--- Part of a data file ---
################
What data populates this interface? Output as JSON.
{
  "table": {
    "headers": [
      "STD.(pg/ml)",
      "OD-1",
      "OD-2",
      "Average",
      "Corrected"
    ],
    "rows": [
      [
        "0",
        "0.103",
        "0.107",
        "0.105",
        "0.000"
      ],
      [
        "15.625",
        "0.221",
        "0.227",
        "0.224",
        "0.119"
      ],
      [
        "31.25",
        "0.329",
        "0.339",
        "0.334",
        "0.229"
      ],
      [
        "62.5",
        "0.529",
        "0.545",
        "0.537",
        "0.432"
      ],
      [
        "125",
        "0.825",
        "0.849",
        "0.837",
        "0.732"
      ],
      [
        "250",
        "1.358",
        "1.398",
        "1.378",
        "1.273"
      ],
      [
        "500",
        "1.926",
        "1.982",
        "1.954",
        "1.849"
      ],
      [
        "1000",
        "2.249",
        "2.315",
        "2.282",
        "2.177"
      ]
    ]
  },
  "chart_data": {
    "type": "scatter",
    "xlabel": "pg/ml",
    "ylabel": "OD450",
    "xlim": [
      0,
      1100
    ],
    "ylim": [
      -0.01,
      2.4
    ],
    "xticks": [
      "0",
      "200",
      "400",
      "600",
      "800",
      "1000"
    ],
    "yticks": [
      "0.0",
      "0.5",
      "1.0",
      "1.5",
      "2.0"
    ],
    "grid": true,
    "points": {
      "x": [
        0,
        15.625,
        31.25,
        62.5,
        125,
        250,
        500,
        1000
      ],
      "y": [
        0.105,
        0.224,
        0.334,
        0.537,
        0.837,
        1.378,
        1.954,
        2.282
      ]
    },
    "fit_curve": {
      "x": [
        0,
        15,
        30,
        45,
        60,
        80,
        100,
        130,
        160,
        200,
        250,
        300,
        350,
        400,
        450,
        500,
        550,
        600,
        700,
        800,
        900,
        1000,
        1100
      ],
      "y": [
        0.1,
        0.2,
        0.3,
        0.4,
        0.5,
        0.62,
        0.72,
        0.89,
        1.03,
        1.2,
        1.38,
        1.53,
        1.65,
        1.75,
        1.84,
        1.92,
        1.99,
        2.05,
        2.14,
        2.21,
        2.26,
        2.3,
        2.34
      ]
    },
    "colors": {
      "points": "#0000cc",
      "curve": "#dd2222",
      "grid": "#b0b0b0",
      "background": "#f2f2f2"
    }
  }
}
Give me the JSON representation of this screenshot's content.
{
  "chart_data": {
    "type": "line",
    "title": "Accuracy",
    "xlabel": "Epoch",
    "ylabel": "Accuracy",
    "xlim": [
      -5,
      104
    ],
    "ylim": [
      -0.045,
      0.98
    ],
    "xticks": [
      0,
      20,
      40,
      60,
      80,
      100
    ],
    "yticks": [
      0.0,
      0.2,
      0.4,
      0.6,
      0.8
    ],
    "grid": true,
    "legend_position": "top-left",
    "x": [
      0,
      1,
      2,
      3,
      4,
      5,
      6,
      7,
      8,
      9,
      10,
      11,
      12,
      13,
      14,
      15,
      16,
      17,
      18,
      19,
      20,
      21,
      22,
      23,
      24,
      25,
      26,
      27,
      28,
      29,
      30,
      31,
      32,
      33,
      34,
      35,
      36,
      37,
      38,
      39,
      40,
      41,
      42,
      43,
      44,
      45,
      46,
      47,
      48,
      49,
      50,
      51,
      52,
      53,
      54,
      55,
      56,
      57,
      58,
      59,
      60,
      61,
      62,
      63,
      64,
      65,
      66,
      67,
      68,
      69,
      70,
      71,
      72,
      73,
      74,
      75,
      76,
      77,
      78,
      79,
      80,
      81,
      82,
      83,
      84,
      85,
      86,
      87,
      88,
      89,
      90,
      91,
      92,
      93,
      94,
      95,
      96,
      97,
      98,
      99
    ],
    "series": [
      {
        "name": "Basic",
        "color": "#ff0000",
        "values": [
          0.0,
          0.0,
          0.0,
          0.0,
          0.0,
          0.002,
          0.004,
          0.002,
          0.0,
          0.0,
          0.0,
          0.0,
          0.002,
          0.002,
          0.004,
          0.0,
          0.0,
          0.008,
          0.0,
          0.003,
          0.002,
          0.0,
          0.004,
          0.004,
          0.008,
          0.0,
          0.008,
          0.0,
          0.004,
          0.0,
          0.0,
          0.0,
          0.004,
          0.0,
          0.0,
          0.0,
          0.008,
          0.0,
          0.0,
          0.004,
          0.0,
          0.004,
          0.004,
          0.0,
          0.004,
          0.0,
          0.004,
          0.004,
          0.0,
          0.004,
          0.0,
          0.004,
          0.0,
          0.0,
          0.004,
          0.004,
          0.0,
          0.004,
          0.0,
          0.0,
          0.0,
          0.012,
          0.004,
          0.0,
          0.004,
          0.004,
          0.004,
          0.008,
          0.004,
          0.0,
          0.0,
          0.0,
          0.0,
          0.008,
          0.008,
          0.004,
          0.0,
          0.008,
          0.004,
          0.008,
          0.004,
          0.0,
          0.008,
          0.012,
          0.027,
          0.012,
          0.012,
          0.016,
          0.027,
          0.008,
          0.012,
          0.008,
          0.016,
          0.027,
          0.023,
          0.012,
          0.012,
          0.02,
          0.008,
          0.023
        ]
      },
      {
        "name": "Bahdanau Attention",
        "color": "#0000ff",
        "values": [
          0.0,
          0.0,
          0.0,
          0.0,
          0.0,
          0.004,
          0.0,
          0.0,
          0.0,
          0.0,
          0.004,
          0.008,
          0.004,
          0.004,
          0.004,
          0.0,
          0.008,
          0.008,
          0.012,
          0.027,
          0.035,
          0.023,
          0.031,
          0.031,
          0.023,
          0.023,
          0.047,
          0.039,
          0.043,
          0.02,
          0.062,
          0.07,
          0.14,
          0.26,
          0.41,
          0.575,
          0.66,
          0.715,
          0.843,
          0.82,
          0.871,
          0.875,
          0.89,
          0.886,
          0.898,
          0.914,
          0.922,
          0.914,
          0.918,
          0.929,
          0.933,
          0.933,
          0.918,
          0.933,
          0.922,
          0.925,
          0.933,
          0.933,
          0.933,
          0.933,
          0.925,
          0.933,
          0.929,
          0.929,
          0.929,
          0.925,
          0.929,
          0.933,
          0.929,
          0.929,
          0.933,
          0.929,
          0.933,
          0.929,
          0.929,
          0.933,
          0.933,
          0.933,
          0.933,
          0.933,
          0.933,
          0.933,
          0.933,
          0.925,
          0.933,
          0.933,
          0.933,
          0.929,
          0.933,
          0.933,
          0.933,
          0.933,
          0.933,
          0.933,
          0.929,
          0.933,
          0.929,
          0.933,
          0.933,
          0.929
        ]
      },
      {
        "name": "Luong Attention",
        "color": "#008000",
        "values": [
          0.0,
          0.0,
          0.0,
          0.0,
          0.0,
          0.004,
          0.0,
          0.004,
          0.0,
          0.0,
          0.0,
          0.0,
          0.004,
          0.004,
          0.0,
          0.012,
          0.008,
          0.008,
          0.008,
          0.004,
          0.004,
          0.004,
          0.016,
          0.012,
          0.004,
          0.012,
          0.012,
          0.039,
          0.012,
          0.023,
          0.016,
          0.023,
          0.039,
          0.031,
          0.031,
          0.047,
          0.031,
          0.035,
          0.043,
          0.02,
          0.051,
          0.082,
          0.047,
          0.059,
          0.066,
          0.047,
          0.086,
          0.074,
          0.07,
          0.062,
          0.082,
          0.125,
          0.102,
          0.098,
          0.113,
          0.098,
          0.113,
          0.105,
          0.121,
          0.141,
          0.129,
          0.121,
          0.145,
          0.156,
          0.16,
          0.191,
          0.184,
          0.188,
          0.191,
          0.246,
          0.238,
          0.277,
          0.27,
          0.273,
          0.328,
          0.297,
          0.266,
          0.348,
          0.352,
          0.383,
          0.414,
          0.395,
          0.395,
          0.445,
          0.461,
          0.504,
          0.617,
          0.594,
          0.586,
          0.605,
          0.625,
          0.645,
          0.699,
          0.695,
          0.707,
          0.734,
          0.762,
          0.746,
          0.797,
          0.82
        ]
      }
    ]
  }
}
################
--- What you should do ---
Copy each line holding the word "JSON" from the listing above.

--- Exercise result ---
What data populates this interface? Output as JSON.
Give me the JSON representation of this screenshot's content.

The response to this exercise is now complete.